**** Provided records ****
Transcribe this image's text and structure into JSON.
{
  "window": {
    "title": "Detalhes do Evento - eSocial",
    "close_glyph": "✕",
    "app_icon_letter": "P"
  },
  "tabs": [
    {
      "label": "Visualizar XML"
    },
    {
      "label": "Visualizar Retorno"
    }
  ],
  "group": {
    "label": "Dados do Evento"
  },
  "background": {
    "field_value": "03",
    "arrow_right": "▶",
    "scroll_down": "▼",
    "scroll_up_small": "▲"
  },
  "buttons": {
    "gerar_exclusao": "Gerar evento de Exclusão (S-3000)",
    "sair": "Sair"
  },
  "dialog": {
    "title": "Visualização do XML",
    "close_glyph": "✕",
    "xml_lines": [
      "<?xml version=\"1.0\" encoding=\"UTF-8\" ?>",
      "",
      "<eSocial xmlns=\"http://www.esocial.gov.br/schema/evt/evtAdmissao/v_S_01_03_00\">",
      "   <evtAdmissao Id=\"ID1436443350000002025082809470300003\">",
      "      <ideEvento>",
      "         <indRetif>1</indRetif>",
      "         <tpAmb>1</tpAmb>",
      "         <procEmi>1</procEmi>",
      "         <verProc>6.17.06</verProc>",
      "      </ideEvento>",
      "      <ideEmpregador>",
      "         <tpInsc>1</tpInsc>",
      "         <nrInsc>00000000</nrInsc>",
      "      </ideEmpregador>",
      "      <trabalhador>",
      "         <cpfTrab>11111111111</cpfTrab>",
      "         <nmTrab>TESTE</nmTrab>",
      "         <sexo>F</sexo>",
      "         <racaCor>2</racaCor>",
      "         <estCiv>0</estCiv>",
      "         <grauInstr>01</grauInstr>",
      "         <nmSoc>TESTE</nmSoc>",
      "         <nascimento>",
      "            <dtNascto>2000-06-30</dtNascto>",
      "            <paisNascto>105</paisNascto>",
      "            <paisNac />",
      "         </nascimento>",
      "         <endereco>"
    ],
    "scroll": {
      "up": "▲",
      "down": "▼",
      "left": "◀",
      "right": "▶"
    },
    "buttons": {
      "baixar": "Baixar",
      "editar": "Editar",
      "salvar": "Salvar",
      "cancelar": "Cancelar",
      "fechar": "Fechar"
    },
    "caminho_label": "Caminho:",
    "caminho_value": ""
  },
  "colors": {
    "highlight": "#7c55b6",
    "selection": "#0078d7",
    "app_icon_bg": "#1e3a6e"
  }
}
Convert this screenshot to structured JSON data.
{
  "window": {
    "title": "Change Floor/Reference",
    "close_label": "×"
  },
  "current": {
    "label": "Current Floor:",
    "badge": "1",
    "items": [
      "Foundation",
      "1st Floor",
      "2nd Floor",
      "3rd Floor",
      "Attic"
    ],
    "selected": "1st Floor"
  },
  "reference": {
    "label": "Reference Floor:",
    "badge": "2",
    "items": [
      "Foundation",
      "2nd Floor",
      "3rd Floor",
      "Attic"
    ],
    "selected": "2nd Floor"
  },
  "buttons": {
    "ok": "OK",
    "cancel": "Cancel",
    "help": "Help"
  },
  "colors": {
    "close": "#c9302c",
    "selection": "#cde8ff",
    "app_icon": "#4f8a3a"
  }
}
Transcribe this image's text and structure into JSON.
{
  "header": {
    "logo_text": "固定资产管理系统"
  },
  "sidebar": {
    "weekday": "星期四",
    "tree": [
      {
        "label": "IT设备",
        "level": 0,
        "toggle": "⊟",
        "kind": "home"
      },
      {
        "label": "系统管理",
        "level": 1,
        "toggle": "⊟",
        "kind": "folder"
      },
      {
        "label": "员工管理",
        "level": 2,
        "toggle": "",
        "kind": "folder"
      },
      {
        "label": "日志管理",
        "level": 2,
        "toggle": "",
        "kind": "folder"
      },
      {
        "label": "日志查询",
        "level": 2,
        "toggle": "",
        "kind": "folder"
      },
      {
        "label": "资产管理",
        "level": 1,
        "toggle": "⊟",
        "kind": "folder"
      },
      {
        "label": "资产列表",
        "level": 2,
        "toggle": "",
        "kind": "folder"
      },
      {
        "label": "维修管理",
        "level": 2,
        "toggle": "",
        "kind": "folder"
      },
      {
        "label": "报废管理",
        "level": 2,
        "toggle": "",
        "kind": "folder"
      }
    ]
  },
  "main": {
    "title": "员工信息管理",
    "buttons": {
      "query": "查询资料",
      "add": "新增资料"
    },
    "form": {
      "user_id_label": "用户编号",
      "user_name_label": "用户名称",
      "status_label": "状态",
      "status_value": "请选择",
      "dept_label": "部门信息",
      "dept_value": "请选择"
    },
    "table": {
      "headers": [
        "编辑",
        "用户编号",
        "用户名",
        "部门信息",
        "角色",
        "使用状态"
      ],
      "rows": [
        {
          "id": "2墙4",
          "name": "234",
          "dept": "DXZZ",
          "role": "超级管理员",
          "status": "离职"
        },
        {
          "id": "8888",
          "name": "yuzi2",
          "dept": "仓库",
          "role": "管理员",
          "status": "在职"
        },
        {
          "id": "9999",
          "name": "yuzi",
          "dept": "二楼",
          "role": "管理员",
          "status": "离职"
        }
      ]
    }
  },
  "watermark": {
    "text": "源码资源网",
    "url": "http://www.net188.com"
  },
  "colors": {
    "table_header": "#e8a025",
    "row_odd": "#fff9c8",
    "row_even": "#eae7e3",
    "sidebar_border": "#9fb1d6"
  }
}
****
Challenge -> Looking at the data above, show all lines where the word "Floor" occurs.

Output below ->
    "title": "Change Floor/Reference",
    "label": "Current Floor:",
      "1st Floor",
      "2nd Floor",
      "3rd Floor",
    "selected": "1st Floor"
    "label": "Reference Floor:",
      "2nd Floor",
      "3rd Floor",
    "selected": "2nd Floor"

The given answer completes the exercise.